**SELECTED TEXT**.
Information on defense spending in Turkmenistan is not known. In the early 2000s, Turkmenistan made significant increases in annual defense expenditures. Between 2003 and 2005, the defense budget increased from US$83 million to US$173 million. The military budget in 1995 was estimated to be US$61 million. [Source: Library of Congress]

There were no nuclear weapons in Turkmenistan in the Soviet era, and none today. Turkmenistan prides itself on its position of neutrality on international and foreign policy issues. The military is under the direct rule of the president. In the 1990s, Turkmenistan’s chief military policy-making body, the Supreme Defense Committee, consisted of the president, the ministers of defense and internal affairs, the chairman of the Supreme Court, the procurator general, and the leaders of the five provinces. Prior to the creation of the Turkmenistan Ministry of Defense in January 1992, the republic's military establishment fell under the command of the Turkestan Military District of the Soviet armed forces. In the early 2000s, when Turkmenistan was under the rule of President Saparmurat, there was some discussion promoting Niyazov from a general to the rank of marshal.

**GIVEN INSTRUCTION A**. Sum up the text on Turkmenistan's military in two sentences.
**GIVEN INSTRUCTION B**. Based on the text on Turkmenistan's military, answer yes or no to whether each statement agrees with it, and quote the deciding words for each: (i) Turkmenistan had nuclear weapons during the Soviet era. (ii) In the 1990s the Supreme Defense Committee included the leaders of the five provinces. (iii) The 1995 military budget was estimated at US$173 million.

**GIVEN ENTRIES**.

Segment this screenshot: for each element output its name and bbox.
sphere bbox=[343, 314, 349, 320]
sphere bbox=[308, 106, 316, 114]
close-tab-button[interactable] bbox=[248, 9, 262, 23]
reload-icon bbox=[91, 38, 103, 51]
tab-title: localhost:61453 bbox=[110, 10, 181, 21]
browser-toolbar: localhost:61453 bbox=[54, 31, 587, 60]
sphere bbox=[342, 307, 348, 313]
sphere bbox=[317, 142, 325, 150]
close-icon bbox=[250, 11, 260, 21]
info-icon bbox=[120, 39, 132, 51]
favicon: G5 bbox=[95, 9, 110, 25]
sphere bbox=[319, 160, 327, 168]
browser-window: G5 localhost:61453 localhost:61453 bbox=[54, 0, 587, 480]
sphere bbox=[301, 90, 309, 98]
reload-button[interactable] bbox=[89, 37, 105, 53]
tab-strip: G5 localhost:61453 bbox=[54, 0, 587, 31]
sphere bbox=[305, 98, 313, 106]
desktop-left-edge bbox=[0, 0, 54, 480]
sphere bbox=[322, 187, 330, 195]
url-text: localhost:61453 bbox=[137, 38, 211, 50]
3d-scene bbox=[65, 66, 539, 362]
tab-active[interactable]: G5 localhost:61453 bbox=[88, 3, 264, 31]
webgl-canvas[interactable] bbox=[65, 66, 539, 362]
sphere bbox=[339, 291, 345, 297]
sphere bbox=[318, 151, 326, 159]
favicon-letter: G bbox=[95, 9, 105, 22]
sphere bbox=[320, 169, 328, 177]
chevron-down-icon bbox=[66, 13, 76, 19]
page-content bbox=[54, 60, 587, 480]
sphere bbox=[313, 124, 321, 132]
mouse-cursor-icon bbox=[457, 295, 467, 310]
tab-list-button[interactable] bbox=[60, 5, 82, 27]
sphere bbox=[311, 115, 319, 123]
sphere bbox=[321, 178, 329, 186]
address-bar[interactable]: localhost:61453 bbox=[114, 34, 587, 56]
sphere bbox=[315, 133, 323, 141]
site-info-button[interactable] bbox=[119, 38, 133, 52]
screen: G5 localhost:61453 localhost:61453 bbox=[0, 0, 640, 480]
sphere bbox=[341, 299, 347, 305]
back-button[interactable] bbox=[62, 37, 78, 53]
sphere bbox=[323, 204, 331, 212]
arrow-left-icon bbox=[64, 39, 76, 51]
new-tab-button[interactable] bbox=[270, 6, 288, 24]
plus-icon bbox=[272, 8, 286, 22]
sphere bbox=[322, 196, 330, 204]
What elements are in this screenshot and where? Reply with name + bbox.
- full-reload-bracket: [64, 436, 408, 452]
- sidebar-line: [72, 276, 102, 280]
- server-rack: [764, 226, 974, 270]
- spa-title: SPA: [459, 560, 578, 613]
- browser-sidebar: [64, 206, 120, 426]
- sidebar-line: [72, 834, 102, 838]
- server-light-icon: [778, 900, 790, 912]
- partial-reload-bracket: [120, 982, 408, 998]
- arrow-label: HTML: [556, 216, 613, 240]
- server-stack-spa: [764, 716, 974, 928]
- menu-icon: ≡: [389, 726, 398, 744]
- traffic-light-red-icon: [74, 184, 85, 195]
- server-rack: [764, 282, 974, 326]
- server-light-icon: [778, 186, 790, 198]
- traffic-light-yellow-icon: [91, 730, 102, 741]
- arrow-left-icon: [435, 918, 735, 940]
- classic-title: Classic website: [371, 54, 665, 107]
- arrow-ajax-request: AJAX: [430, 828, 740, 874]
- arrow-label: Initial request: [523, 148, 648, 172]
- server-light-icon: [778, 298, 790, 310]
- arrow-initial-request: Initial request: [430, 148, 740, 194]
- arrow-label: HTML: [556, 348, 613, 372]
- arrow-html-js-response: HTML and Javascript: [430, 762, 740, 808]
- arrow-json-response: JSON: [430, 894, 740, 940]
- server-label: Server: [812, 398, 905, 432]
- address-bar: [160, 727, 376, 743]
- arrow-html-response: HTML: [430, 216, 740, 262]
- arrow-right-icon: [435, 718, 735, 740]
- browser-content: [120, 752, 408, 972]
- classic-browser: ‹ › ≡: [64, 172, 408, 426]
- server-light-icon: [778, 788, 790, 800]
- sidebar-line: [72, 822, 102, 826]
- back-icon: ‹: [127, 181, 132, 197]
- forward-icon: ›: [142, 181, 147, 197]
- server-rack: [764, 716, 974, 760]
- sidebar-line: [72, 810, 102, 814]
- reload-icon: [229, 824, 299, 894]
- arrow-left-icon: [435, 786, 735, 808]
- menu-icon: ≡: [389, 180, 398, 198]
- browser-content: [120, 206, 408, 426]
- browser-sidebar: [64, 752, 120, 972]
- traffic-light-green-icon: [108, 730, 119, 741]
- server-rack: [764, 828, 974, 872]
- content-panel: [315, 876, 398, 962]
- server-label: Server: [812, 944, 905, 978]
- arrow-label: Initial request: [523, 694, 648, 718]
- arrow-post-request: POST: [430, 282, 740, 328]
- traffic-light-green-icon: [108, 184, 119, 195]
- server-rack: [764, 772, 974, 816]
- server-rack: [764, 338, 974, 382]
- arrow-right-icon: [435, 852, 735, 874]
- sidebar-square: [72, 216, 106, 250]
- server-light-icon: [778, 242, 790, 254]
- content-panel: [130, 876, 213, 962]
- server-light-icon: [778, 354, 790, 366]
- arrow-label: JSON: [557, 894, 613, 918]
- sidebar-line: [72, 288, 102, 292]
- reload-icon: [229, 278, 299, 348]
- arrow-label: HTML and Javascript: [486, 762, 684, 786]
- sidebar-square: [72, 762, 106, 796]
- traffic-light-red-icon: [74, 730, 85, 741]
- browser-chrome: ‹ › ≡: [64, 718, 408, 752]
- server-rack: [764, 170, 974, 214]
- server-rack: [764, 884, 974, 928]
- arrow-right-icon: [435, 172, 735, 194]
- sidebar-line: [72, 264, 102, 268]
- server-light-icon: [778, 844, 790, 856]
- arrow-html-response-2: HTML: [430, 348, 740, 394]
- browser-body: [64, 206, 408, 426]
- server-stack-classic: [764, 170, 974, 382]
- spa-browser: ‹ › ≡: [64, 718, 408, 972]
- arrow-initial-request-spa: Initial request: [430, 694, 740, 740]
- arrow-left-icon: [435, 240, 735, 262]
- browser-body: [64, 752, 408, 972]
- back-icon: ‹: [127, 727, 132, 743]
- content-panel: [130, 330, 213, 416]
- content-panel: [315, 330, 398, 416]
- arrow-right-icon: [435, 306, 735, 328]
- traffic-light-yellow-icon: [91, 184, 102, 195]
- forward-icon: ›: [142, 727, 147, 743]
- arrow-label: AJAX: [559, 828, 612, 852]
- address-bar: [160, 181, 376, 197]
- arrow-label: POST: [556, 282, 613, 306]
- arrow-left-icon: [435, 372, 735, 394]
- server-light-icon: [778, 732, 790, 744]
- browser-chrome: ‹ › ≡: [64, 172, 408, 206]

**RESPONSE A**. Turkmenistan raised its defense spending sharply in the early 2000s, from US$83 million in 2003 to US$173 million in 2005. The country has never had nuclear weapons, prides itself on neutrality, keeps its military under the president's direct rule, and set up its own Ministry of Defense in January 1992 after being under the Soviet Turkestan Military District.

**RESPONSE B**.
(i) No: "There were no nuclear weapons in Turkmenistan in the Soviet era, and none today."
(ii) Yes: "the Supreme Defense Committee, consisted of the president, the ministers of defense and internal affairs, the chairman of the Supreme Court, the procurator general, and the leaders of the five provinces."
(iii) No: "The military budget in 1995 was estimated to be US$61 million."